> Extracted records
━━━━━━━━━━

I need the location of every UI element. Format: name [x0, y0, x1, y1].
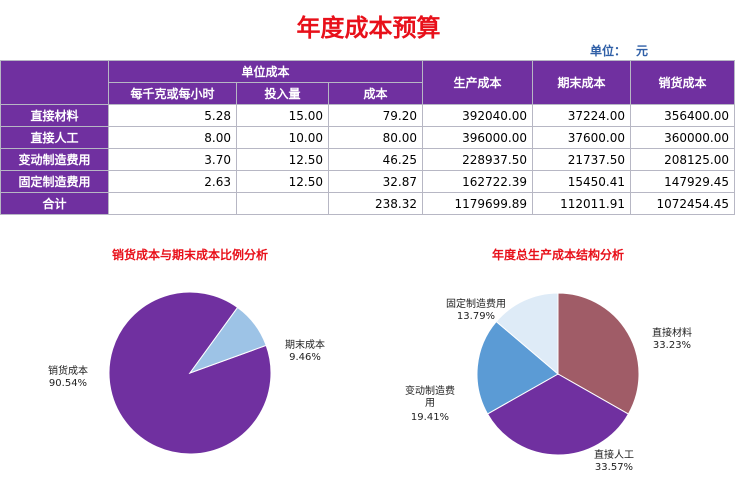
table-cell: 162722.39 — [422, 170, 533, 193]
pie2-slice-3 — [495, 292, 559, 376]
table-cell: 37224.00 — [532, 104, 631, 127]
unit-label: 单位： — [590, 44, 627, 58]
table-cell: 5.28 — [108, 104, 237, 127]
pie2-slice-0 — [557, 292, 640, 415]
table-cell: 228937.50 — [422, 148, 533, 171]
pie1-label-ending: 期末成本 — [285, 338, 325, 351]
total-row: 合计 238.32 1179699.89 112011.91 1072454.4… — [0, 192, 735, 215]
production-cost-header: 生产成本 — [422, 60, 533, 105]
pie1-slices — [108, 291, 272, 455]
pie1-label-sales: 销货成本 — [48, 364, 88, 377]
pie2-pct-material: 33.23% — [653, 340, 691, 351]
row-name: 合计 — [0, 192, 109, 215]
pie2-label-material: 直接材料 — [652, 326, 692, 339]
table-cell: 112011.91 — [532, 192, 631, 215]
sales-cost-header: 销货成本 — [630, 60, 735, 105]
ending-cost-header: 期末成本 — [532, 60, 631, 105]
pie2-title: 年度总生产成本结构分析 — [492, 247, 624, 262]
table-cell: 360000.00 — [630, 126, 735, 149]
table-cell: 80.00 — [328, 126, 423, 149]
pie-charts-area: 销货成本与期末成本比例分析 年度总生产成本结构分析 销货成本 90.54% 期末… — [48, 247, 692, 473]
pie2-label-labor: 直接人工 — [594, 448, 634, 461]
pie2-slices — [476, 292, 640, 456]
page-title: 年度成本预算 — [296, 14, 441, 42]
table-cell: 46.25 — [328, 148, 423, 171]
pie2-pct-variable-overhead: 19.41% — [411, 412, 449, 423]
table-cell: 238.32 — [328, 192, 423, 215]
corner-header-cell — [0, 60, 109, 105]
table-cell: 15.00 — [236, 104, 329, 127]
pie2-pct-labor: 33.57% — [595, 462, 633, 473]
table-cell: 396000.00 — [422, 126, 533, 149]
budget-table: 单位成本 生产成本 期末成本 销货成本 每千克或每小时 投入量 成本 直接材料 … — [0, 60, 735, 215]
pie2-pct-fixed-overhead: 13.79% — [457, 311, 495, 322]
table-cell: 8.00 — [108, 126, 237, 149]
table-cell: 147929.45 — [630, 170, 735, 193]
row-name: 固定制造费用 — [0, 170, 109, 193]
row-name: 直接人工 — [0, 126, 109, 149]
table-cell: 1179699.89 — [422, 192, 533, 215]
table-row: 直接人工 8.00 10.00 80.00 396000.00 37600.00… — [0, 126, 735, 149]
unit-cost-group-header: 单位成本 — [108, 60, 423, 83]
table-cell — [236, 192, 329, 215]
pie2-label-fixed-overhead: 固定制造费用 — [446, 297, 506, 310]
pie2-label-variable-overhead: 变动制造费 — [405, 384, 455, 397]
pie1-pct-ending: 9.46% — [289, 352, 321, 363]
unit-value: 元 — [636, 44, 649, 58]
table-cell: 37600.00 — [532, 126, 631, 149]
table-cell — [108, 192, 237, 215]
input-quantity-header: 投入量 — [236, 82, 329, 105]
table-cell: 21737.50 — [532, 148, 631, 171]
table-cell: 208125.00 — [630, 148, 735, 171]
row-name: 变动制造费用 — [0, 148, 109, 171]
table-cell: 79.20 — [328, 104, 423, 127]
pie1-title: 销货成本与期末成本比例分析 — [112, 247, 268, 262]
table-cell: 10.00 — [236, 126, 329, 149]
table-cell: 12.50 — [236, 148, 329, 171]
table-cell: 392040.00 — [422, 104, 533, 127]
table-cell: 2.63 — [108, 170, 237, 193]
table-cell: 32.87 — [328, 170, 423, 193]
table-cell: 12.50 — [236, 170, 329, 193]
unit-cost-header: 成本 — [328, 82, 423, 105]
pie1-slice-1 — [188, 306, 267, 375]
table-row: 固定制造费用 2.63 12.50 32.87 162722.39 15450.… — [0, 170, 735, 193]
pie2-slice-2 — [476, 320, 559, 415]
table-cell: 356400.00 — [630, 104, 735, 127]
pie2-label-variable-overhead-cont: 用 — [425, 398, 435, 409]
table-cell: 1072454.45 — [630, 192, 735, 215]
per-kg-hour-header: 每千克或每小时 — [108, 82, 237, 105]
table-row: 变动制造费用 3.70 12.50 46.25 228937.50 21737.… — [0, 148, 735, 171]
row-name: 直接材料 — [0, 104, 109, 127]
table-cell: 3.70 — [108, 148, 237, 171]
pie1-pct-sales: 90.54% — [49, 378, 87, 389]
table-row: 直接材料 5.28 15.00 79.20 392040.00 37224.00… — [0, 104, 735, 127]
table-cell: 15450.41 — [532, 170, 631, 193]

━━━━━━━━━━

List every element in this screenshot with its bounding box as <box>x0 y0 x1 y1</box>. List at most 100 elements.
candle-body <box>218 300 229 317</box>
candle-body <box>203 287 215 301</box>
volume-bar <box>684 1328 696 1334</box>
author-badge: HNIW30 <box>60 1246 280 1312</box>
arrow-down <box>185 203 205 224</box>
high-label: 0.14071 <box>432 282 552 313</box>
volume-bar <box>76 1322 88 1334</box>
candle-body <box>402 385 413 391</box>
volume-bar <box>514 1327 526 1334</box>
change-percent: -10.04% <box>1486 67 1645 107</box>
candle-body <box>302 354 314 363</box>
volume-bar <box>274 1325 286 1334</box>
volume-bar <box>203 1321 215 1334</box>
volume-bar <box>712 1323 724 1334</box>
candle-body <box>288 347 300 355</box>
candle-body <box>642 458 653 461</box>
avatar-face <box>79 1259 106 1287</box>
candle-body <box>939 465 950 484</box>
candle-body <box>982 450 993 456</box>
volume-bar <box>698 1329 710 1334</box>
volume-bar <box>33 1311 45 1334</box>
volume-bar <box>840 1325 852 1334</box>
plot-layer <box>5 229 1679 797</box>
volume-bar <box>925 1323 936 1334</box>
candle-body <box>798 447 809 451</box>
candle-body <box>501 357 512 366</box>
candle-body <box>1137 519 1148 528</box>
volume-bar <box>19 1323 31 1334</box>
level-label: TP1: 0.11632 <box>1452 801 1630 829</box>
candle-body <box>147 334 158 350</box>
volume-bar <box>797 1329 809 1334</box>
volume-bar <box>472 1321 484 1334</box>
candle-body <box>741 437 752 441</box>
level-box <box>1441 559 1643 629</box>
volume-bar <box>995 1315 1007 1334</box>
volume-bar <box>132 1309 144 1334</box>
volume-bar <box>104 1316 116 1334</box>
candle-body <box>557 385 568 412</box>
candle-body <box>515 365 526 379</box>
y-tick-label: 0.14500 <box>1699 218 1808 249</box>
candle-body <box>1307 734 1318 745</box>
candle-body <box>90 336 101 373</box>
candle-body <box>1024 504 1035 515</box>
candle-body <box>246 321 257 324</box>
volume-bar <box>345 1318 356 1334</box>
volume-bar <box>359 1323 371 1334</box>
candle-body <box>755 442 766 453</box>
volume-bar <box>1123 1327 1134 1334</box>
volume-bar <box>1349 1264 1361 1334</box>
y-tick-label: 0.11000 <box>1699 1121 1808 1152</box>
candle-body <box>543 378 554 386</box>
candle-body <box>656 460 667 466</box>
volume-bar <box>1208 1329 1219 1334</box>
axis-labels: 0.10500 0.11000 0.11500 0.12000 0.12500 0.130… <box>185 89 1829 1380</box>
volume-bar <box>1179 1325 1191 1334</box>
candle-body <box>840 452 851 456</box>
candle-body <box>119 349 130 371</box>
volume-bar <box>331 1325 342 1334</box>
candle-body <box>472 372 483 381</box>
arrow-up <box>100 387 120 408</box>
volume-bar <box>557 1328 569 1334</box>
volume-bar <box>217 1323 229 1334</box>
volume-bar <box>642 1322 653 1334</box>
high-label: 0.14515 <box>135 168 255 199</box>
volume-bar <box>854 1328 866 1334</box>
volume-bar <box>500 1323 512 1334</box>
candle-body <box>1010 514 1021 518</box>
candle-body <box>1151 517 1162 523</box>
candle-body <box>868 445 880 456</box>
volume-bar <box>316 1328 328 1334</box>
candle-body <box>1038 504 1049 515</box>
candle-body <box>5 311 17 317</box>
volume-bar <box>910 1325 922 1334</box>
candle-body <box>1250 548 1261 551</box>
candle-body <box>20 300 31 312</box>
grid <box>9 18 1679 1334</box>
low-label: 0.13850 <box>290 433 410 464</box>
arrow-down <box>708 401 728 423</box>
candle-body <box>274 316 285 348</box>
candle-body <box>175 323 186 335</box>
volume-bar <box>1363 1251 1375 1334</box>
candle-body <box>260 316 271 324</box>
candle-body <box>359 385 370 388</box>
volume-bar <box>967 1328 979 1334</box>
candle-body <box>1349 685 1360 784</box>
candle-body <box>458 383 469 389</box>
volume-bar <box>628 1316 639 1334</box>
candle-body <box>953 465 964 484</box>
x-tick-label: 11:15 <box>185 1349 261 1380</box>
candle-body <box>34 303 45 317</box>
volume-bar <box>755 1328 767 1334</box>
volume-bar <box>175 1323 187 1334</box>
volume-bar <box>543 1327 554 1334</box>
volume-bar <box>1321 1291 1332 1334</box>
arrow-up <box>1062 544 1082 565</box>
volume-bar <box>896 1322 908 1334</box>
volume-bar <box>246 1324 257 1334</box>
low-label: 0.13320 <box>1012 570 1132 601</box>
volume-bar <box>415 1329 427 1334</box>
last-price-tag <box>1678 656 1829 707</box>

━━━━━━━━━━

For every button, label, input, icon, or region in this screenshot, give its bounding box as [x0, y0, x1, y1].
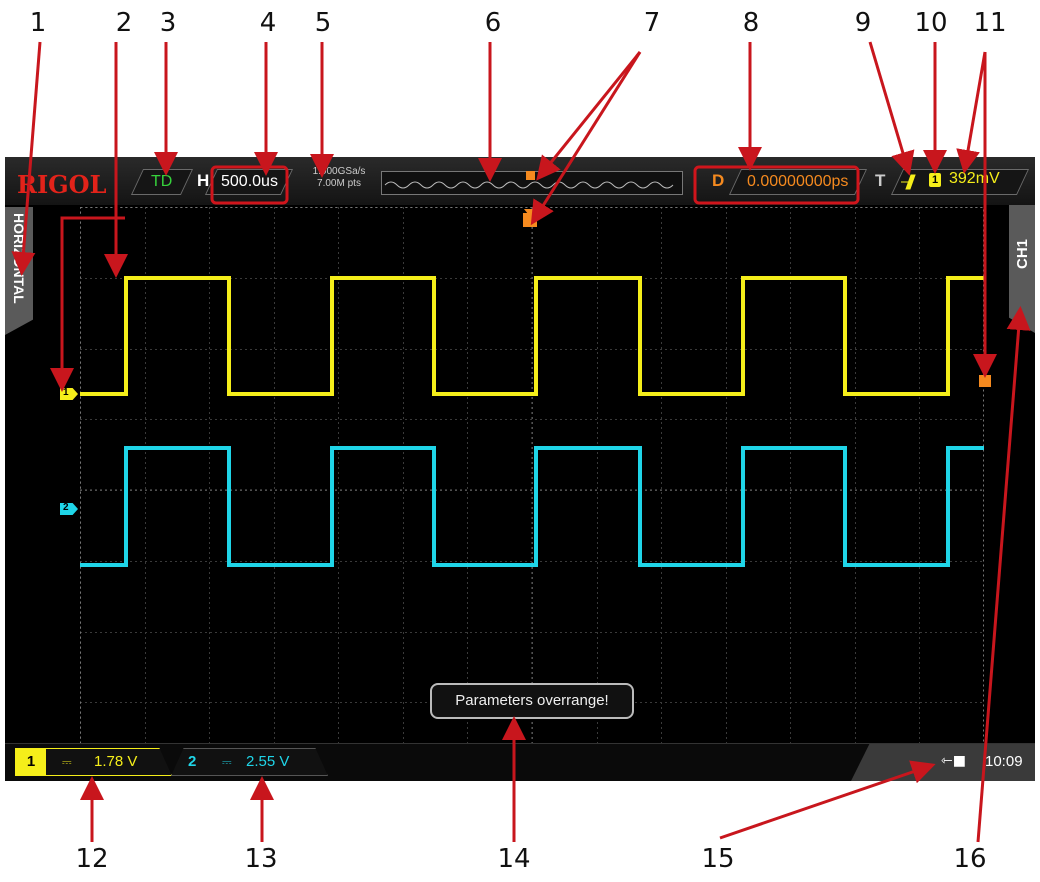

━━━━━━━━━━

> Exercise requirements
Reproduce everything in the first block of records from the line containing "I need the location" down to the line containing "table-cell: 5.28 — [108, 104, 237, 127]", with both of those lines included. Leave the pictures out.

> Written response
I need the location of every UI element. Format: name [x0, y0, x1, y1].
table-cell: 162722.39 — [422, 170, 533, 193]
pie2-slice-3 — [495, 292, 559, 376]
table-cell: 37224.00 — [532, 104, 631, 127]
unit-label: 单位： — [590, 44, 627, 58]
table-cell: 5.28 — [108, 104, 237, 127]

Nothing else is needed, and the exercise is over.